• _Given request_:
Tally the lines of the listing that contain the string "name". Give the number and nothing else.

::: Records provided

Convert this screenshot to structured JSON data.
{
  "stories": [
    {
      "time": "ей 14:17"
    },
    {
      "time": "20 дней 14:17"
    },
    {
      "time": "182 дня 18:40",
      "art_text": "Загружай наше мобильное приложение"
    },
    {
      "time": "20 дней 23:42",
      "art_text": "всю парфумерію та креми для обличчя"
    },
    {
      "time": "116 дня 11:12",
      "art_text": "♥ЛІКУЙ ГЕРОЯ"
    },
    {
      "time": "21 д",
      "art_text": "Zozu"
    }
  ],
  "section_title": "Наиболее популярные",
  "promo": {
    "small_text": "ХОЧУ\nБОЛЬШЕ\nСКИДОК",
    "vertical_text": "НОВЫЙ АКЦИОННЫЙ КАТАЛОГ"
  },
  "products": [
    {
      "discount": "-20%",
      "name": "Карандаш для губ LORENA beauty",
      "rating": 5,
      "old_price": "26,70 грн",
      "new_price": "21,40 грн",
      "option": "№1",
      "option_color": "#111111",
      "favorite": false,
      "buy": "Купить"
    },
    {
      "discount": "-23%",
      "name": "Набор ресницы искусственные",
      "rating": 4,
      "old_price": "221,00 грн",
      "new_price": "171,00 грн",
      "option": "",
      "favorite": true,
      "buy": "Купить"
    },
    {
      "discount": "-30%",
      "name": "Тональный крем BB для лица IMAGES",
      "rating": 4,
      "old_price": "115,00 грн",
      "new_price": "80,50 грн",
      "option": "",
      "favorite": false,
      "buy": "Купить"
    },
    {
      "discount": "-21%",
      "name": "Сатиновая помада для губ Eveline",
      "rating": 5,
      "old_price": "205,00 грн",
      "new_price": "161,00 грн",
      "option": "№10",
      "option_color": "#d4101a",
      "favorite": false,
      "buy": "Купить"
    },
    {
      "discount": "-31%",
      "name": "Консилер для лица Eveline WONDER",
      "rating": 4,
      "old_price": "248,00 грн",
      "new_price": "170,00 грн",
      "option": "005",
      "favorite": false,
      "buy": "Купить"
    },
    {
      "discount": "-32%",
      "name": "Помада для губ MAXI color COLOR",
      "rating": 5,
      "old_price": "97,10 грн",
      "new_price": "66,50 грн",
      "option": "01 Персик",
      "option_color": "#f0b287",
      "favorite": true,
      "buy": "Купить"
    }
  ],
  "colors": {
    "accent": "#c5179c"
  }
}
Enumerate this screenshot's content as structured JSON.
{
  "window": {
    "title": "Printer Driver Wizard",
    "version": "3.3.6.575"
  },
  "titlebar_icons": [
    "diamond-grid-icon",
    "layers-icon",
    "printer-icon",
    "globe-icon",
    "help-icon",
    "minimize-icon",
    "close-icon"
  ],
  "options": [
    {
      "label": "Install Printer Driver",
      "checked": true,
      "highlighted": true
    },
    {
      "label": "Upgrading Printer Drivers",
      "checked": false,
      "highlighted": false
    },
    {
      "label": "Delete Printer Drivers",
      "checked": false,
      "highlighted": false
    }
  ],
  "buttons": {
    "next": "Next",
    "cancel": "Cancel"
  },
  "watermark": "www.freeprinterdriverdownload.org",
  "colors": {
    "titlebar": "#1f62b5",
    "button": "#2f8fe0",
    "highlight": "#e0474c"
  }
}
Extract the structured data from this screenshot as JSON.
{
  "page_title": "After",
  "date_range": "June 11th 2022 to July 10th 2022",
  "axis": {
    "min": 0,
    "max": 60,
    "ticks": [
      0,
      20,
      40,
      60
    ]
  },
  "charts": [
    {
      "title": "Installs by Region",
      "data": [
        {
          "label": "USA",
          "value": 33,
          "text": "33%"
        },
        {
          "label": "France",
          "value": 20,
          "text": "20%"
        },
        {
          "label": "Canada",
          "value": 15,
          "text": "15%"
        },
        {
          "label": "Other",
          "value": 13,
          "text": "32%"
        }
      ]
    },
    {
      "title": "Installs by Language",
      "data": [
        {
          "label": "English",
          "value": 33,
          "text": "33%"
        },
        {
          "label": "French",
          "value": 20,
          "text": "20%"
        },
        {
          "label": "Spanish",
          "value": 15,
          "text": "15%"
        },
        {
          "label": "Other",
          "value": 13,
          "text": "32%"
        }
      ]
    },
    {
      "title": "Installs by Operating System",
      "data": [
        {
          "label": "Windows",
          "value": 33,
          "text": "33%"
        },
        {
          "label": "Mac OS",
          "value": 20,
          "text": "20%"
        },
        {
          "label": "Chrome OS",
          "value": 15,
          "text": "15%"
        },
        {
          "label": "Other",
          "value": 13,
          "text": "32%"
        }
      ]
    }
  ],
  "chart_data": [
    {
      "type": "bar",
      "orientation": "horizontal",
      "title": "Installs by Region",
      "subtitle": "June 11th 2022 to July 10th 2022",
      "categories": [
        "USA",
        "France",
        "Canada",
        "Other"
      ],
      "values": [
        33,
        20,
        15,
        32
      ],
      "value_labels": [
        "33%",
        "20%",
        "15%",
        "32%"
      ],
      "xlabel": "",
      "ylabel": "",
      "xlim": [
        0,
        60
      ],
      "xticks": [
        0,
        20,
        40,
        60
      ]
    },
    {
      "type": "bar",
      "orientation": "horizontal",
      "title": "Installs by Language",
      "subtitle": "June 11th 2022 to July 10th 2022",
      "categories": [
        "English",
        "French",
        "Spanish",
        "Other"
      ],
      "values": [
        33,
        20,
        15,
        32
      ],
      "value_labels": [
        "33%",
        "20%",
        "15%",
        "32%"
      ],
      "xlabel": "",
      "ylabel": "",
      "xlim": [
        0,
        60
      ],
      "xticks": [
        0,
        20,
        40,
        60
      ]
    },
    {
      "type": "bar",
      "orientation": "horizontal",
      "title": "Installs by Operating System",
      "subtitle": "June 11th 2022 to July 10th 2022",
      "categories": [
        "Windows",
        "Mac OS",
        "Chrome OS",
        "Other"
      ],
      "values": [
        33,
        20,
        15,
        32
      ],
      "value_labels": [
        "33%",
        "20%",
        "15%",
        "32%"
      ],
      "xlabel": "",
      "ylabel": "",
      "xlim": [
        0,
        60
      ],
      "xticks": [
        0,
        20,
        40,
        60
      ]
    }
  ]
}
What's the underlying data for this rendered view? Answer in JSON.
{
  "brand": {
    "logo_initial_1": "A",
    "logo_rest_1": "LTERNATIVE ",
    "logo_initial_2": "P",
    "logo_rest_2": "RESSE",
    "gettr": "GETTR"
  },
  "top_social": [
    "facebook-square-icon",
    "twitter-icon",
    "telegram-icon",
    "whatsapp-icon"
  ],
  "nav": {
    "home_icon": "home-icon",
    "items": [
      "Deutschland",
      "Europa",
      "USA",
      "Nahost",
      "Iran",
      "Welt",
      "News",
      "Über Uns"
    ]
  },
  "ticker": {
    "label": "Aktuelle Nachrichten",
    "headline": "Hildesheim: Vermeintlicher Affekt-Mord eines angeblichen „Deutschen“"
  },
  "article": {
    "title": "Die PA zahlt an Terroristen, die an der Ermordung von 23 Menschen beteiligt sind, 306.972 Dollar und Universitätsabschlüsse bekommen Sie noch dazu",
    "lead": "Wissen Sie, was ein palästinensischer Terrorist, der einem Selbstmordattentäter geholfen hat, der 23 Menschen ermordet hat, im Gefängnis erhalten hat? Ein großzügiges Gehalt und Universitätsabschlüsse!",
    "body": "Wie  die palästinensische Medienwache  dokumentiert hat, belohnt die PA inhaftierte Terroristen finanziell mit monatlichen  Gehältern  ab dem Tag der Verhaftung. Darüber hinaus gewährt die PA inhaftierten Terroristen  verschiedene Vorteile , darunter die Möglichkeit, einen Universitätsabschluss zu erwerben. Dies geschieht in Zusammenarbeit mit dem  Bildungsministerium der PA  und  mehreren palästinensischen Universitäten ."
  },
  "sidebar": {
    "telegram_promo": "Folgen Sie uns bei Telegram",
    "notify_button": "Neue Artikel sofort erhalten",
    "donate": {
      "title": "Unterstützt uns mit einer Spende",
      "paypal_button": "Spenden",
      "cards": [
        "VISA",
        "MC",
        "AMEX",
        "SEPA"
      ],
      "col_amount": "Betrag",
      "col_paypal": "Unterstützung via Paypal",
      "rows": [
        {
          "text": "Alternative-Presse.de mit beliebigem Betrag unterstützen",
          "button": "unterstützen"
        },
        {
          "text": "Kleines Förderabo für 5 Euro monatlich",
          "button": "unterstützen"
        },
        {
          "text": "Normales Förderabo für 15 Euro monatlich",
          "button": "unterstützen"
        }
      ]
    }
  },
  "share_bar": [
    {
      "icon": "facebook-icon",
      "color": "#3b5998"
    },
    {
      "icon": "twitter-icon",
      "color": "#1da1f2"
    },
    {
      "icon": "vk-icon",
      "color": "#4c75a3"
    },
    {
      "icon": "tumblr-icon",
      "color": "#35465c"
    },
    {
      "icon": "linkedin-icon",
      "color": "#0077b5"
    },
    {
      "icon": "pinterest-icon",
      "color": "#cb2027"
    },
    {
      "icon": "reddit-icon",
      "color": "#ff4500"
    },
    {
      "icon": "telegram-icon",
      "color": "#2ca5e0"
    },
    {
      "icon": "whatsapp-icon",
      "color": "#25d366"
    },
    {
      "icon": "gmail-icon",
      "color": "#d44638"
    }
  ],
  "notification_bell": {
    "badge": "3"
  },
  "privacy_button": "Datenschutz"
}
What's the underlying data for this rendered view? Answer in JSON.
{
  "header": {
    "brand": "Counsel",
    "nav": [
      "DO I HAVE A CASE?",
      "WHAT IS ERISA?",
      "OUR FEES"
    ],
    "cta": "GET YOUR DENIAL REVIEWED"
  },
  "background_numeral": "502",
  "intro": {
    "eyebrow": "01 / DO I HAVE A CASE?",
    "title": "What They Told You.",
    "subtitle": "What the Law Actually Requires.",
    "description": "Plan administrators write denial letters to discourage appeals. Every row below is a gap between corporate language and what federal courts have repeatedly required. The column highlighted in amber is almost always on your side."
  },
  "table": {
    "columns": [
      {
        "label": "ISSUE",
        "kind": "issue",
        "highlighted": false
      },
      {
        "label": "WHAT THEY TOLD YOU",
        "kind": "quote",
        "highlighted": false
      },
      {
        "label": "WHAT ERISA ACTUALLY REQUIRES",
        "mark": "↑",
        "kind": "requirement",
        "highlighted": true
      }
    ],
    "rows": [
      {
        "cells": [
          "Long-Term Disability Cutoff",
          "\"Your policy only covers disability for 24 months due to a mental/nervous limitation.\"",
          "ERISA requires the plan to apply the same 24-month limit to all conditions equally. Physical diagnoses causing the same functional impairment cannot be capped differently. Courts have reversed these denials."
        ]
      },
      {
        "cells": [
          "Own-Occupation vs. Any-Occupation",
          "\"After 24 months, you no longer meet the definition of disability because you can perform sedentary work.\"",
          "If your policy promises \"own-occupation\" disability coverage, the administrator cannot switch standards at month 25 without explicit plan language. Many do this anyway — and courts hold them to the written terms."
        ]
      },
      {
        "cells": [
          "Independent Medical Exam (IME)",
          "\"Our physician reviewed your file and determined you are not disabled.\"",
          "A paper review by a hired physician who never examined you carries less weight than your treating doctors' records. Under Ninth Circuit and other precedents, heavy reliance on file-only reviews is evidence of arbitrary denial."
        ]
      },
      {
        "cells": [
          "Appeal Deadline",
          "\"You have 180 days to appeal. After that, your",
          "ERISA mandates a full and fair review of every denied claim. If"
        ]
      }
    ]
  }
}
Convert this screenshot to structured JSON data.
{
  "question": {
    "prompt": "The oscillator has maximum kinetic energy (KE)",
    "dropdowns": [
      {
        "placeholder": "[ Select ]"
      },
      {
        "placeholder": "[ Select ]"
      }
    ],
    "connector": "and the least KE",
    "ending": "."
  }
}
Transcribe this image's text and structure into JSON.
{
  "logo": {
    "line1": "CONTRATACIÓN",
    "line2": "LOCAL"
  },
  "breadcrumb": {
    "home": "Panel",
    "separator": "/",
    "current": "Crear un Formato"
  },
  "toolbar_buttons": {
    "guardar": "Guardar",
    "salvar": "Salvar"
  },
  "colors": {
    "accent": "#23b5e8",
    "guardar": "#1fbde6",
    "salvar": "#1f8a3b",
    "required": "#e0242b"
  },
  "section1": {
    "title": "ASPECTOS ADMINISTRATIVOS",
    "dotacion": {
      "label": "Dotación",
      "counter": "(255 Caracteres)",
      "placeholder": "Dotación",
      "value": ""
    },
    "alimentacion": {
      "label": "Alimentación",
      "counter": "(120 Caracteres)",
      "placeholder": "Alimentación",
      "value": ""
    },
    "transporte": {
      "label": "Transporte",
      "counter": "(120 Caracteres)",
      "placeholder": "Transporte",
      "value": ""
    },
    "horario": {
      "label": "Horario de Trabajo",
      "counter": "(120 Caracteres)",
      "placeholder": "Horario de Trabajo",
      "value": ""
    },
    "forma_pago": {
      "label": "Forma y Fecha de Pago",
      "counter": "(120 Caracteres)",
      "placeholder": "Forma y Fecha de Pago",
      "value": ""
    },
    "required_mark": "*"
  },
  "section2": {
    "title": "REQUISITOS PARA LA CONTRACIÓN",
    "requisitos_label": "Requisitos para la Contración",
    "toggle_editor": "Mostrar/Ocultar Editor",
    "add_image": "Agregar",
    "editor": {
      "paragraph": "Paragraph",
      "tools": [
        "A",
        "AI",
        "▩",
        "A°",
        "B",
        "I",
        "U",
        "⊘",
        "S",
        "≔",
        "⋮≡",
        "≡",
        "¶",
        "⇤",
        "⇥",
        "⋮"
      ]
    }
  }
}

::::::

• _Written answer_:
6